> Task to complete: Print all entries precisely as they are written.

> Extracted entries:

* * * * *

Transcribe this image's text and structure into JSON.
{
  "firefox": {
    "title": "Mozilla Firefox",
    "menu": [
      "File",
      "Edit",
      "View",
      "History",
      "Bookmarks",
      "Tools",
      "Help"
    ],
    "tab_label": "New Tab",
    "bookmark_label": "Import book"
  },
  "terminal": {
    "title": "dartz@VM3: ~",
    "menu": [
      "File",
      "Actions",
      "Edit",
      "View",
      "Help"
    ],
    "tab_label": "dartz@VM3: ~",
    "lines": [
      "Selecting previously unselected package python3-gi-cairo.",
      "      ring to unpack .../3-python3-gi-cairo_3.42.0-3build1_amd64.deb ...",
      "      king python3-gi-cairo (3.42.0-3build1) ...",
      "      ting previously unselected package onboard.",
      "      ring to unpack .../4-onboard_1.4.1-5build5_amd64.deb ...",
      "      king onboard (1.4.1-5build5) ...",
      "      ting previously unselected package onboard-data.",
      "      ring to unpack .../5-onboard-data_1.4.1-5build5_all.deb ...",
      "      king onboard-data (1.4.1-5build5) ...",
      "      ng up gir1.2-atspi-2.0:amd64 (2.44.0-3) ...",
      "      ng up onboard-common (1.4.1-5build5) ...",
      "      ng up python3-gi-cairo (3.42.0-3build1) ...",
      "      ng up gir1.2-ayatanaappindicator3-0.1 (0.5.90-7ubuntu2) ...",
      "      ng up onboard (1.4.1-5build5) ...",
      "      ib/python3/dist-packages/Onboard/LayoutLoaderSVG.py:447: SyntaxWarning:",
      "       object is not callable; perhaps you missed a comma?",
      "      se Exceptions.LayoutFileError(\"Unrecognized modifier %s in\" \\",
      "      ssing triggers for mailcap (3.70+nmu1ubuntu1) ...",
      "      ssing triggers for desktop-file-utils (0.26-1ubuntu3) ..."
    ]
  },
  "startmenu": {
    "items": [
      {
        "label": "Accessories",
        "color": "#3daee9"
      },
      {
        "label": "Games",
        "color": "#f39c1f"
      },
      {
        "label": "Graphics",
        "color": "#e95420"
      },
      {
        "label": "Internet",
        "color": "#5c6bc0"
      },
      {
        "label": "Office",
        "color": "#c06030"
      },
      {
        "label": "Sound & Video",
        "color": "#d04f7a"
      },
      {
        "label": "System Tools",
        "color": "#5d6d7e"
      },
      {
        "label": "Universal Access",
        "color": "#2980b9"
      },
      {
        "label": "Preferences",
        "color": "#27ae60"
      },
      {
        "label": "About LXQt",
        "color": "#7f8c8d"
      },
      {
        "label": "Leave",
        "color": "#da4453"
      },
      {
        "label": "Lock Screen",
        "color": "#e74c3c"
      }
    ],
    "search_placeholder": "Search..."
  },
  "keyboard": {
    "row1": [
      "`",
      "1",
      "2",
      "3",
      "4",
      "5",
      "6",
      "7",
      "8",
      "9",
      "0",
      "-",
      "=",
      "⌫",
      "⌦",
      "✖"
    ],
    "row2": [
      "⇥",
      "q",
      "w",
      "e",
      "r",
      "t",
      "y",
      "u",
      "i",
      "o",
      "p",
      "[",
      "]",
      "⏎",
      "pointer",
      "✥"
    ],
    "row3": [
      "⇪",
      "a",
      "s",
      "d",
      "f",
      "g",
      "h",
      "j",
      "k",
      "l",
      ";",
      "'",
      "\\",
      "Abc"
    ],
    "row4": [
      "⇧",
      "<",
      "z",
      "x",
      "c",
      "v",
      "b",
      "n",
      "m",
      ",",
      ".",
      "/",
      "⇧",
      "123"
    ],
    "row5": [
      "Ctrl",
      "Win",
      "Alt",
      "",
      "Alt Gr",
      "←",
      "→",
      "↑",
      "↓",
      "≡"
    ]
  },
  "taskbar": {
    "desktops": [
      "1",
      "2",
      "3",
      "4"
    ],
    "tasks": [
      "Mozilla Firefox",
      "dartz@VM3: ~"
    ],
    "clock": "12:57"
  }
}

* * * * *

> In response:
Transcribe this image's text and structure into JSON.
{
  "firefox": {
    "title": "Mozilla Firefox",
    "menu": [
      "File",
      "Edit",
      "View",
      "History",
      "Bookmarks",
      "Tools",
      "Help"
    ],
    "tab_label": "New Tab",
    "bookmark_label": "Import book"
  },
  "terminal": {
    "title": "dartz@VM3: ~",
    "menu": [
      "File",
      "Actions",
      "Edit",
      "View",
      "Help"
    ],
    "tab_label": "dartz@VM3: ~",
    "lines": [
      "Selecting previously unselected package python3-gi-cairo.",
      "      ring to unpack .../3-python3-gi-cairo_3.42.0-3build1_amd64.deb ...",
      "      king python3-gi-cairo (3.42.0-3build1) ...",
      "      ting previously unselected package onboard.",
      "      ring to unpack .../4-onboard_1.4.1-5build5_amd64.deb ...",
      "      king onboard (1.4.1-5build5) ...",
      "      ting previously unselected package onboard-data.",
      "      ring to unpack .../5-onboard-data_1.4.1-5build5_all.deb ...",
      "      king onboard-data (1.4.1-5build5) ...",
      "      ng up gir1.2-atspi-2.0:amd64 (2.44.0-3) ...",
      "      ng up onboard-common (1.4.1-5build5) ...",
      "      ng up python3-gi-cairo (3.42.0-3build1) ...",
      "      ng up gir1.2-ayatanaappindicator3-0.1 (0.5.90-7ubuntu2) ...",
      "      ng up onboard (1.4.1-5build5) ...",
      "      ib/python3/dist-packages/Onboard/LayoutLoaderSVG.py:447: SyntaxWarning:",
      "       object is not callable; perhaps you missed a comma?",
      "      se Exceptions.LayoutFileError(\"Unrecognized modifier %s in\" \\",
      "      ssing triggers for mailcap (3.70+nmu1ubuntu1) ...",
      "      ssing triggers for desktop-file-utils (0.26-1ubuntu3) ..."
    ]
  },
  "startmenu": {
    "items": [
      {
        "label": "Accessories",
        "color": "#3daee9"
      },
      {
        "label": "Games",
        "color": "#f39c1f"
      },
      {
        "label": "Graphics",
        "color": "#e95420"
      },
      {
        "label": "Internet",
        "color": "#5c6bc0"
      },
      {
        "label": "Office",
        "color": "#c06030"
      },
      {
        "label": "Sound & Video",
        "color": "#d04f7a"
      },
      {
        "label": "System Tools",
        "color": "#5d6d7e"
      },
      {
        "label": "Universal Access",
        "color": "#2980b9"
      },
      {
        "label": "Preferences",
        "color": "#27ae60"
      },
      {
        "label": "About LXQt",
        "color": "#7f8c8d"
      },
      {
        "label": "Leave",
        "color": "#da4453"
      },
      {
        "label": "Lock Screen",
        "color": "#e74c3c"
      }
    ],
    "search_placeholder": "Search..."
  },
  "keyboard": {
    "row1": [
      "`",
      "1",
      "2",
      "3",
      "4",
      "5",
      "6",
      "7",
      "8",
      "9",
      "0",
      "-",
      "=",
      "⌫",
      "⌦",
      "✖"
    ],
    "row2": [
      "⇥",
      "q",
      "w",
      "e",
      "r",
      "t",
      "y",
      "u",
      "i",
      "o",
      "p",
      "[",
      "]",
      "⏎",
      "pointer",
      "✥"
    ],
    "row3": [
      "⇪",
      "a",
      "s",
      "d",
      "f",
      "g",
      "h",
      "j",
      "k",
      "l",
      ";",
      "'",
      "\\",
      "Abc"
    ],
    "row4": [
      "⇧",
      "<",
      "z",
      "x",
      "c",
      "v",
      "b",
      "n",
      "m",
      ",",
      ".",
      "/",
      "⇧",
      "123"
    ],
    "row5": [
      "Ctrl",
      "Win",
      "Alt",
      "",
      "Alt Gr",
      "←",
      "→",
      "↑",
      "↓",
      "≡"
    ]
  },
  "taskbar": {
    "desktops": [
      "1",
      "2",
      "3",
      "4"
    ],
    "tasks": [
      "Mozilla Firefox",
      "dartz@VM3: ~"
    ],
    "clock": "12:57"
  }
}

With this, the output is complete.